### [Do this]
How many lines of the data include the string "content"? State the number and nothing else.

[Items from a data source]
------------------------------------------------------------
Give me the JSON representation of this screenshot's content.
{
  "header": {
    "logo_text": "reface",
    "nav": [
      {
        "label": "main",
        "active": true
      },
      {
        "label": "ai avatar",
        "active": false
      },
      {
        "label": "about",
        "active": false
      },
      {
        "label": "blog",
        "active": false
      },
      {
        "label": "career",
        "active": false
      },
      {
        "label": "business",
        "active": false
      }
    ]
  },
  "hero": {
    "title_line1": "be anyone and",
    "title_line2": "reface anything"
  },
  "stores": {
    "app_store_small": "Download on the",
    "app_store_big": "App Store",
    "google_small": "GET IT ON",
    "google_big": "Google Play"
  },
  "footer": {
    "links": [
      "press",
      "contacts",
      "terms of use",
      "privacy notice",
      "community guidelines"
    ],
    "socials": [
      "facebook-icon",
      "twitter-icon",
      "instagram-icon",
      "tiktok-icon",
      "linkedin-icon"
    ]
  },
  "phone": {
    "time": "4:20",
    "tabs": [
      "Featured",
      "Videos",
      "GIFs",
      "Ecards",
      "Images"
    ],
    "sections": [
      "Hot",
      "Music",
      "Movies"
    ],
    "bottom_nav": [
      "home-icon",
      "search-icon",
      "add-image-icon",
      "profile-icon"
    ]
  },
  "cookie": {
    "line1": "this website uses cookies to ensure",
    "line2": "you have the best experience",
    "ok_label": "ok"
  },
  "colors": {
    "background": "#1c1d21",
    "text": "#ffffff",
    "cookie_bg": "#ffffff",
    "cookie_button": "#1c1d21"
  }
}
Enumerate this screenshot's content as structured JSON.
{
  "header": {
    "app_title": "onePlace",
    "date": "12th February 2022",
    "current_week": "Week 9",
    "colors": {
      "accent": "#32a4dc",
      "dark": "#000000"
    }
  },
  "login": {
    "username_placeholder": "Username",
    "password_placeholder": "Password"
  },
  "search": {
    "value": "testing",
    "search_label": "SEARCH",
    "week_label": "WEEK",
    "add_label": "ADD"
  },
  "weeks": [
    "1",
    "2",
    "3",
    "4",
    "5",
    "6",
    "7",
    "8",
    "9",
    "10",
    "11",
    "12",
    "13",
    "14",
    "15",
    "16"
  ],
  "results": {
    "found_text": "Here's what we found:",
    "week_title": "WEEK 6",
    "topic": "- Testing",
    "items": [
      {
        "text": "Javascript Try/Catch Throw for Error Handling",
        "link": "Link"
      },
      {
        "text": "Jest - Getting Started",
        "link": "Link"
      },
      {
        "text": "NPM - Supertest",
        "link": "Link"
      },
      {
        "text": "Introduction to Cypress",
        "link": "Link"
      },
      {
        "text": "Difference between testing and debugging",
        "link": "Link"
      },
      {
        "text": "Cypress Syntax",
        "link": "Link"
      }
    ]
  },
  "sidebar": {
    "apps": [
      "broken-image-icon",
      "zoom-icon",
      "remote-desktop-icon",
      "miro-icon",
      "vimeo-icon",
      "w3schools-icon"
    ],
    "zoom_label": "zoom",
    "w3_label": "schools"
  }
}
------------------------------------------------------------
### [Final result]
2